= Goal =
Identify each line in the records below that contains the word "Roller", and copy it.

= Dataset items =
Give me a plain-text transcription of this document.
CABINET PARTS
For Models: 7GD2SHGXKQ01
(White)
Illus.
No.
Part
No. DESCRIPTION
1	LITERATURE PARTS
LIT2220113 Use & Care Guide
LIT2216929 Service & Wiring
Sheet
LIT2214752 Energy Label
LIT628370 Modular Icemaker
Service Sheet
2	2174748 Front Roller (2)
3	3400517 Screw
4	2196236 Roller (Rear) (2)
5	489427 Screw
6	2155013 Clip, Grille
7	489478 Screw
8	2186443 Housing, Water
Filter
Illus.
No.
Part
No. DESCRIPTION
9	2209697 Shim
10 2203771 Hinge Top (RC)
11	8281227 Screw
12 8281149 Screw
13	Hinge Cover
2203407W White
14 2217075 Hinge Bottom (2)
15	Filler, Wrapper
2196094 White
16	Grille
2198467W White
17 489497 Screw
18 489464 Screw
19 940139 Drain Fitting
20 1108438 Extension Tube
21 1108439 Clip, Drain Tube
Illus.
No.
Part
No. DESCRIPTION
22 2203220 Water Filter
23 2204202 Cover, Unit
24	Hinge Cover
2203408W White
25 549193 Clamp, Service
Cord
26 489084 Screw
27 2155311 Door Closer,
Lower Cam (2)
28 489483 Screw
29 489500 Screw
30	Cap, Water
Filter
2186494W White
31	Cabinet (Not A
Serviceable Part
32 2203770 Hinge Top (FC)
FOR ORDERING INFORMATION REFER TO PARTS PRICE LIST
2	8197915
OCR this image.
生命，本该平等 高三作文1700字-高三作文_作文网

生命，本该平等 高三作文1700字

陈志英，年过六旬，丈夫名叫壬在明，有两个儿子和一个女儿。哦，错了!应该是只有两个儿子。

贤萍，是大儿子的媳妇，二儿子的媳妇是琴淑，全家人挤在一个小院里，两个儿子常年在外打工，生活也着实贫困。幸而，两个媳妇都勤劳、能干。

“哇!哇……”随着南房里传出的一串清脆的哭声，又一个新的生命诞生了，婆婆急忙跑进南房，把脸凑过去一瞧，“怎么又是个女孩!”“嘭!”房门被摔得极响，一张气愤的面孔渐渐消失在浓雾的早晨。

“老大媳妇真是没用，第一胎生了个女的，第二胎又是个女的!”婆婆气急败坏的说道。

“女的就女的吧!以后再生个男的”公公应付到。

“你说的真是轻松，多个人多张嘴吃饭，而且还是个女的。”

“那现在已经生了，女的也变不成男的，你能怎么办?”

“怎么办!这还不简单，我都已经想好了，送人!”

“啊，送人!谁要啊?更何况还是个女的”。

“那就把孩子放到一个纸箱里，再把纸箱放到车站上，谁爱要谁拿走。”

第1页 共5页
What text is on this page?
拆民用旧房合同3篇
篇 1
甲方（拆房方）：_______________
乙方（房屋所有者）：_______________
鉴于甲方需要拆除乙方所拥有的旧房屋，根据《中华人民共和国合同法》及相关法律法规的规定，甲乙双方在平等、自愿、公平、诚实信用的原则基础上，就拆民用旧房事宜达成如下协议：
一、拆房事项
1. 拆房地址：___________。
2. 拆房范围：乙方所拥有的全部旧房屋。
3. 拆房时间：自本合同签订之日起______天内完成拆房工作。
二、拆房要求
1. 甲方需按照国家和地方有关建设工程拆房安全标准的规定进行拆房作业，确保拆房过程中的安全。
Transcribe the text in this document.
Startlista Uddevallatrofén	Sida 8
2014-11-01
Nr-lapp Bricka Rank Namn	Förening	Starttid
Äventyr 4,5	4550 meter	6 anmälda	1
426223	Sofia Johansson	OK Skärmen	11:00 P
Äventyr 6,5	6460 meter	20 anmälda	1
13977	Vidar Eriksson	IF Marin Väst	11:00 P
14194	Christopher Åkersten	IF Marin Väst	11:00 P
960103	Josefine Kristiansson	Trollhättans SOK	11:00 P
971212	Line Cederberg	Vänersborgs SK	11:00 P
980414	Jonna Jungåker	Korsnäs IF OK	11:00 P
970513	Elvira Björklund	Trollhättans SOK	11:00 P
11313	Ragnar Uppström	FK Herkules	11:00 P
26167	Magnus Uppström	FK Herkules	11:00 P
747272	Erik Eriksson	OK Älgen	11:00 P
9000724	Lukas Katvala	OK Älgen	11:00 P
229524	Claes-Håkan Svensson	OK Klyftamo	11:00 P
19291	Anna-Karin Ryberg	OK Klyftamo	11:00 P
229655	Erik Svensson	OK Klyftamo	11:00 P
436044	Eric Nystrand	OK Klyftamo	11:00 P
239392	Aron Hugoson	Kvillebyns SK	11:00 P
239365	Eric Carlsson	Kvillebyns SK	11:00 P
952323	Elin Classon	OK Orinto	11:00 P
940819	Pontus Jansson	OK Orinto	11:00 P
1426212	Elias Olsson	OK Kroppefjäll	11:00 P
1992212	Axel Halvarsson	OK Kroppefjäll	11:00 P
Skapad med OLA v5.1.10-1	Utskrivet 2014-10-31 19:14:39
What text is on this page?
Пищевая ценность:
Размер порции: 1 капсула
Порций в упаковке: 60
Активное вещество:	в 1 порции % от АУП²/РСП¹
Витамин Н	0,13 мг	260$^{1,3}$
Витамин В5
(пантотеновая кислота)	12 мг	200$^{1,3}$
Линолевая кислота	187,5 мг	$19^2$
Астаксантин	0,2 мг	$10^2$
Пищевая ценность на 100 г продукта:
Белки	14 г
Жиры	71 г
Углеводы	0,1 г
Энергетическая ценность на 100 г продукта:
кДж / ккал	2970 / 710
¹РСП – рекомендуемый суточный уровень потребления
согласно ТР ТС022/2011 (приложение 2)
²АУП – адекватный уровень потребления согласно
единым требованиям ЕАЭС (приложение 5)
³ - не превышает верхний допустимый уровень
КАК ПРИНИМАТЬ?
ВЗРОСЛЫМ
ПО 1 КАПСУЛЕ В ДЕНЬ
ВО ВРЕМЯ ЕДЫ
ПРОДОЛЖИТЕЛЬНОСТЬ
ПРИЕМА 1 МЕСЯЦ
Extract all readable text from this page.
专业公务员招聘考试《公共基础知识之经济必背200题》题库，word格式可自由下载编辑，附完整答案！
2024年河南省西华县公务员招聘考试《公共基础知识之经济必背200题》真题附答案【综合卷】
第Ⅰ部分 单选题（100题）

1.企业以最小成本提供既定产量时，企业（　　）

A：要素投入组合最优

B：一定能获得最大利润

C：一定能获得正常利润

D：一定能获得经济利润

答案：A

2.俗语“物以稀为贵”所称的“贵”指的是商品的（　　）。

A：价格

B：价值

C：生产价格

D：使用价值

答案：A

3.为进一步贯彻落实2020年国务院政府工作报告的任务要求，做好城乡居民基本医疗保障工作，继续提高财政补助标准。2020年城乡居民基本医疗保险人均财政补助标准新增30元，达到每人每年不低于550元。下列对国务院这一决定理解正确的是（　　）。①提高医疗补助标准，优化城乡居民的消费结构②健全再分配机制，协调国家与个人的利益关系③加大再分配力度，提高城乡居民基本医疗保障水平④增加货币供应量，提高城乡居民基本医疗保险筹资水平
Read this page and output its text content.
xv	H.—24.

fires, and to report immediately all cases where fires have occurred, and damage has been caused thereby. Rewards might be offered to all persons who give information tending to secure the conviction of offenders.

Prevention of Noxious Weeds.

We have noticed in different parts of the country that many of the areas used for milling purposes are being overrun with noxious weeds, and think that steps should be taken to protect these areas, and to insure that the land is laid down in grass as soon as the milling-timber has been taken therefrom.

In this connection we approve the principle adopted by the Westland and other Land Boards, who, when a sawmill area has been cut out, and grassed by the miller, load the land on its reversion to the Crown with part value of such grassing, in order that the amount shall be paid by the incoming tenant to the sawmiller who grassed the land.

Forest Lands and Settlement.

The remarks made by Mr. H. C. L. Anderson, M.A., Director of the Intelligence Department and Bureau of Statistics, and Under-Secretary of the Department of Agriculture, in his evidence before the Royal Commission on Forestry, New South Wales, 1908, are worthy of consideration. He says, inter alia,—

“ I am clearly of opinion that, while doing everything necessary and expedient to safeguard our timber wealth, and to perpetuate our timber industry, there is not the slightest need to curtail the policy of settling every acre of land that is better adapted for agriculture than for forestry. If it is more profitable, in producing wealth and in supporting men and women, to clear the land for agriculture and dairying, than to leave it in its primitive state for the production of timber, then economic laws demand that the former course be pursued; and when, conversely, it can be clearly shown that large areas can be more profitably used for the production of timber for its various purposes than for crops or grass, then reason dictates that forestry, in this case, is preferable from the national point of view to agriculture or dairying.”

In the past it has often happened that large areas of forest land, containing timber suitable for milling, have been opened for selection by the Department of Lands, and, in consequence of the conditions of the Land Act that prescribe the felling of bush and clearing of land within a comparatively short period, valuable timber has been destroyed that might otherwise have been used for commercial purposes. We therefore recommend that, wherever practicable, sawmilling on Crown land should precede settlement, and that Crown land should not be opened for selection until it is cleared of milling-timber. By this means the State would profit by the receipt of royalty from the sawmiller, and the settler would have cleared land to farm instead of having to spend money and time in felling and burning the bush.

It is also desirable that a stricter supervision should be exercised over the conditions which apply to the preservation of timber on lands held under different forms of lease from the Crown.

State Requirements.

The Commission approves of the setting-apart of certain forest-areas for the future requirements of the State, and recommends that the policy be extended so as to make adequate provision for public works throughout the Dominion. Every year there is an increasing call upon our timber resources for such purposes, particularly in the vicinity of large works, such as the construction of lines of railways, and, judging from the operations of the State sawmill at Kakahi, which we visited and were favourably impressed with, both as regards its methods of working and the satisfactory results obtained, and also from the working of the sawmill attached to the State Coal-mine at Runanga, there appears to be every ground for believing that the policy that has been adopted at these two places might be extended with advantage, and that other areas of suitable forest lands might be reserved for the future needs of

= The answer =
2	2174748 Front Roller (2)
4	2196236 Roller (Rear) (2)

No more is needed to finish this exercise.